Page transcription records
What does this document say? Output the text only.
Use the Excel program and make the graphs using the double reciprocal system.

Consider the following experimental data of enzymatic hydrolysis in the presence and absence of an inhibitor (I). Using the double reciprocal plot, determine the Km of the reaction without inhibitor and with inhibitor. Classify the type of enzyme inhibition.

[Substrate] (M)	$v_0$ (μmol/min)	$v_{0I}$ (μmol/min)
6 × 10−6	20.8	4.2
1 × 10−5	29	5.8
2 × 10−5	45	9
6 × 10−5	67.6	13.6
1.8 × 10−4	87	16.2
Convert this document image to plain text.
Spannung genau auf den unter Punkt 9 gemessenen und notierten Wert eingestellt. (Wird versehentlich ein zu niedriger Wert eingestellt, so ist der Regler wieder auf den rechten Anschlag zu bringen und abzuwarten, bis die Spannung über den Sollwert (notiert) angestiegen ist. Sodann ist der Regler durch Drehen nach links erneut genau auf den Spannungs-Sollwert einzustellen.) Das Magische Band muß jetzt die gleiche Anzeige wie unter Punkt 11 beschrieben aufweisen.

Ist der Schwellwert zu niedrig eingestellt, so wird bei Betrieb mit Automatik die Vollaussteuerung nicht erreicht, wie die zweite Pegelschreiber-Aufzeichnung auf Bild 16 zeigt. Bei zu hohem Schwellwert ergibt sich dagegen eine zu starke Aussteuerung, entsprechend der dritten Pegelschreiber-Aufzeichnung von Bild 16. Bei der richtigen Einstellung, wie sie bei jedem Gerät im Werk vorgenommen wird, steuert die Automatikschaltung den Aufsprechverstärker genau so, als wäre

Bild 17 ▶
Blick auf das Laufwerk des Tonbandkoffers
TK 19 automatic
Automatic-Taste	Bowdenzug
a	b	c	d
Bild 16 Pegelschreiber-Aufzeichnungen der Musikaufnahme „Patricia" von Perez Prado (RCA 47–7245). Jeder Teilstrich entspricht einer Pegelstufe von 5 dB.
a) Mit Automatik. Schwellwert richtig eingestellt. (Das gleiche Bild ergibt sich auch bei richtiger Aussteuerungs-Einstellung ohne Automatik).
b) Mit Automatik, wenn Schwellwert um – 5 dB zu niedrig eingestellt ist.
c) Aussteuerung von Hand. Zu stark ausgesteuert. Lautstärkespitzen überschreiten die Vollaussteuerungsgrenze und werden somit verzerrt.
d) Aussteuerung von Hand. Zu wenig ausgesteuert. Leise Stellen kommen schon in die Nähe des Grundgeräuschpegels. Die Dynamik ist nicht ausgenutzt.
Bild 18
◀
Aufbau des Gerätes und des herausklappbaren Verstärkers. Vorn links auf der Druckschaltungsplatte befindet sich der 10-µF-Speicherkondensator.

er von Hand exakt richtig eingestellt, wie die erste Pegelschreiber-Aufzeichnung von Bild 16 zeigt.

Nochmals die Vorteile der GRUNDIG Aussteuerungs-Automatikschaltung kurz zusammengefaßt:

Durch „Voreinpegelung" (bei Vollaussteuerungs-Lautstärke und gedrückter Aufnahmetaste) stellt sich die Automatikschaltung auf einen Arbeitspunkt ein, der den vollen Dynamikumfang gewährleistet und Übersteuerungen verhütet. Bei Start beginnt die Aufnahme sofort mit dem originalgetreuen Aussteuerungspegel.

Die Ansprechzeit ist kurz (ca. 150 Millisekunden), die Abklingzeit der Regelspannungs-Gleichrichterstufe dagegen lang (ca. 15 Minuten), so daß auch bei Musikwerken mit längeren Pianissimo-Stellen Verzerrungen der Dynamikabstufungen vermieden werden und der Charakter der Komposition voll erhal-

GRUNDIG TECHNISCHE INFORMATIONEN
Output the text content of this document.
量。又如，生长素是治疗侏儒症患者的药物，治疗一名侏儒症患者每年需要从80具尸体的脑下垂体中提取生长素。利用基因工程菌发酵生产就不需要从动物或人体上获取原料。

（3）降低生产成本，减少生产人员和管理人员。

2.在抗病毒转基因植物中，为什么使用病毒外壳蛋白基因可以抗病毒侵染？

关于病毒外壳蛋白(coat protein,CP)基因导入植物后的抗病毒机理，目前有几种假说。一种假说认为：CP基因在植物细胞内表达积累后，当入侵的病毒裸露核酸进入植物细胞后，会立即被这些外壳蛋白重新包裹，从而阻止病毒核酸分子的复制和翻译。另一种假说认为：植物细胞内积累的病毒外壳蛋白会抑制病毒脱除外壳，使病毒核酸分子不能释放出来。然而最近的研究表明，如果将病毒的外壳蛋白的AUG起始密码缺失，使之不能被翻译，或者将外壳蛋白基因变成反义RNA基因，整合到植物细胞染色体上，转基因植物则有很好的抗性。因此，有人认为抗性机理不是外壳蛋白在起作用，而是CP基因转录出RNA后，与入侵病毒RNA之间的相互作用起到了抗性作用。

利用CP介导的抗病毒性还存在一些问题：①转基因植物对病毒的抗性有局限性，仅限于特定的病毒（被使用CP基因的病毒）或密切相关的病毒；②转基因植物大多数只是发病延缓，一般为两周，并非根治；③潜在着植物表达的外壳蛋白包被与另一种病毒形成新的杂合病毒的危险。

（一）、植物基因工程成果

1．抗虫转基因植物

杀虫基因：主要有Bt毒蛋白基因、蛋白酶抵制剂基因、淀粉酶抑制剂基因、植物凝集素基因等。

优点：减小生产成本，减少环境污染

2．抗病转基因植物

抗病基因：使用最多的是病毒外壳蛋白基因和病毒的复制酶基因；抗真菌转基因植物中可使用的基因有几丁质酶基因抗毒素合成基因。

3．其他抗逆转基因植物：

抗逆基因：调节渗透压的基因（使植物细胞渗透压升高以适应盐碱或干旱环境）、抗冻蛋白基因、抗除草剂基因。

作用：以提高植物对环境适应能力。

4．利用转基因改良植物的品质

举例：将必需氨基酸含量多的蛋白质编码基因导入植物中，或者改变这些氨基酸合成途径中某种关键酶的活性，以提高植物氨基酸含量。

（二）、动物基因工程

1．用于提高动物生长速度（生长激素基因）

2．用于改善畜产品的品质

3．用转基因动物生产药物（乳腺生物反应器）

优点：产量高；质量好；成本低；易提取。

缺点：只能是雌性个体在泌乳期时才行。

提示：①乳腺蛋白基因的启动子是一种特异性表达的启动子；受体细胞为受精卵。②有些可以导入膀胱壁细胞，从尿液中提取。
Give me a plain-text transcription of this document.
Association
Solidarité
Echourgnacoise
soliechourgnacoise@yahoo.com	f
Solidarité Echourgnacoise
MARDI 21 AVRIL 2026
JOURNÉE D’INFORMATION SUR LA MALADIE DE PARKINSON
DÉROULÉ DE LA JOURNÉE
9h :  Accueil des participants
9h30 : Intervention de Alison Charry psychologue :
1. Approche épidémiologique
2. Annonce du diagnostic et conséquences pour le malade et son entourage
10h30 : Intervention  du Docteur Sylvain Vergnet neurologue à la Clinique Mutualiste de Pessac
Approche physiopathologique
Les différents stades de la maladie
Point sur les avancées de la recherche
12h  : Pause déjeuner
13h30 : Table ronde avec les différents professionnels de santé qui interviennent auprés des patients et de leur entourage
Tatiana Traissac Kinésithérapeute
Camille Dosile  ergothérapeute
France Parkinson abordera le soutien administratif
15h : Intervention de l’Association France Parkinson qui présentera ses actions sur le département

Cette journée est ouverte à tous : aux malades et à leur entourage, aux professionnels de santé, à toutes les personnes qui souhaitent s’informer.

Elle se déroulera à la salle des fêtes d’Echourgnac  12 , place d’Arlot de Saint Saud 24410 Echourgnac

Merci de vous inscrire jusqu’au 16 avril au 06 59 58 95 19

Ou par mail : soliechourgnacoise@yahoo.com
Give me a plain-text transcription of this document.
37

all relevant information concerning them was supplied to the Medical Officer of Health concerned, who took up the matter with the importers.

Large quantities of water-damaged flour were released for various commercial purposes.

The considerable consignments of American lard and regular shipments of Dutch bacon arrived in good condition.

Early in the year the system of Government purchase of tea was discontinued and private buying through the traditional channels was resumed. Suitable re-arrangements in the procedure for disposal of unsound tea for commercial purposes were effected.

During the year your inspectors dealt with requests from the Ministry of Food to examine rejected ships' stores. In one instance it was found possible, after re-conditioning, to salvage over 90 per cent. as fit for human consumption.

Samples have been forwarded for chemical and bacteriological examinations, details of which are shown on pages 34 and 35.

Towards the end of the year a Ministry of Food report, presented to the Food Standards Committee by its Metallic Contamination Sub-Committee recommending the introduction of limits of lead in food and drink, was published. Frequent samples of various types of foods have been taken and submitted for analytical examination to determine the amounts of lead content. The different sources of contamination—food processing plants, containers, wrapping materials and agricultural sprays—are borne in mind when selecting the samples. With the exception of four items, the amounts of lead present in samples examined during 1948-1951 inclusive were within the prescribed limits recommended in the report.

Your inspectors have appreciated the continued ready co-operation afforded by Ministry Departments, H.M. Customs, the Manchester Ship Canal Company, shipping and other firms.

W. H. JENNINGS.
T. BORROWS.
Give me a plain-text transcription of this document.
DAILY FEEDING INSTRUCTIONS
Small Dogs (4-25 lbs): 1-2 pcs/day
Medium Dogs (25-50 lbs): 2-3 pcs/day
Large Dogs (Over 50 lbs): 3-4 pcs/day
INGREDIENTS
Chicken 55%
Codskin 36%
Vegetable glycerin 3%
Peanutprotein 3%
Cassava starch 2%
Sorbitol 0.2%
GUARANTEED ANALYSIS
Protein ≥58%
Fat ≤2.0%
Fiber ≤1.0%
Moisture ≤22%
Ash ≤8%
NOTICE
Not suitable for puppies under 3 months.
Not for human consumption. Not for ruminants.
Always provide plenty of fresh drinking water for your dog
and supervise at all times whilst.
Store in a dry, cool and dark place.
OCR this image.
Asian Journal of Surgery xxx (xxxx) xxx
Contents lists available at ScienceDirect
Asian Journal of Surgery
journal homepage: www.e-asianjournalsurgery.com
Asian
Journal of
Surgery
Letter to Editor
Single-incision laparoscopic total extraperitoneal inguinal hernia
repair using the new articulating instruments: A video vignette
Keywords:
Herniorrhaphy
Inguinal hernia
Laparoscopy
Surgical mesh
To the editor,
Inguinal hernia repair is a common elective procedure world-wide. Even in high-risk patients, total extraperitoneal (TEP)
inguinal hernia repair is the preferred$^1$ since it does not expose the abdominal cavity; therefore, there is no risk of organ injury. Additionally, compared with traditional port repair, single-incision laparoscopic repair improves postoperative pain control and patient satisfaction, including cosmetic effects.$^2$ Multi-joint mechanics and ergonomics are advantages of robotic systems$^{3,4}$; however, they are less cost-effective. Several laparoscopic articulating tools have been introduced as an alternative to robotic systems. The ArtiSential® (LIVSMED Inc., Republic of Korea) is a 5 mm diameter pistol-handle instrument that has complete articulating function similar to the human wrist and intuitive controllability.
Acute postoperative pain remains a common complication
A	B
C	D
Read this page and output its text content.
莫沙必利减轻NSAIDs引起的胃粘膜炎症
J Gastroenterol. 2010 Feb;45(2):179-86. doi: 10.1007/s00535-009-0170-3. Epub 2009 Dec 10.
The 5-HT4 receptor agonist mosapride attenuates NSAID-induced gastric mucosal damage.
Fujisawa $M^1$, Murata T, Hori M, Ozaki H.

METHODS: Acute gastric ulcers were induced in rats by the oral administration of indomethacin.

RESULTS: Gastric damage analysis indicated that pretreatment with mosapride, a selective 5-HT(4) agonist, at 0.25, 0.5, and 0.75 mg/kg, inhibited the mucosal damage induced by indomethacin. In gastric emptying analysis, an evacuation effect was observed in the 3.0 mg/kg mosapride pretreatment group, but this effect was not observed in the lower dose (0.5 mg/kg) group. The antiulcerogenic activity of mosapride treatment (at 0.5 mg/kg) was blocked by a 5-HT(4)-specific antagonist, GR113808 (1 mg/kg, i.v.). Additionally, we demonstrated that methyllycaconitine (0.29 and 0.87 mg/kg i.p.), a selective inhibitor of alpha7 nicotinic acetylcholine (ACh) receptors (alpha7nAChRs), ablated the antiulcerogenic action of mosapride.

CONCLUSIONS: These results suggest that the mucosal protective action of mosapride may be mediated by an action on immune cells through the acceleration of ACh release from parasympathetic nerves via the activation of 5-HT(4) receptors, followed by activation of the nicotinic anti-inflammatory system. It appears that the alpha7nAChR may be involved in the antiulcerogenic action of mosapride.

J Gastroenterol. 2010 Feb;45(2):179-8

■ **WHAT TO PRODUCE**
Within the records above, each line containing "Einstellung" is to be returned.

■ **SOLUTION BELOW**
Ist der Schwellwert zu niedrig eingestellt, so wird bei Betrieb mit Automatik die Vollaussteuerung nicht erreicht, wie die zweite Pegelschreiber-Aufzeichnung auf Bild 16 zeigt. Bei zu hohem Schwellwert ergibt sich dagegen eine zu starke Aussteuerung, entsprechend der dritten Pegelschreiber-Aufzeichnung von Bild 16. Bei der richtigen Einstellung, wie sie bei jedem Gerät im Werk vorgenommen wird, steuert die Automatikschaltung den Aufsprechverstärker genau so, als wäre
a) Mit Automatik. Schwellwert richtig eingestellt. (Das gleiche Bild ergibt sich auch bei richtiger Aussteuerungs-Einstellung ohne Automatik).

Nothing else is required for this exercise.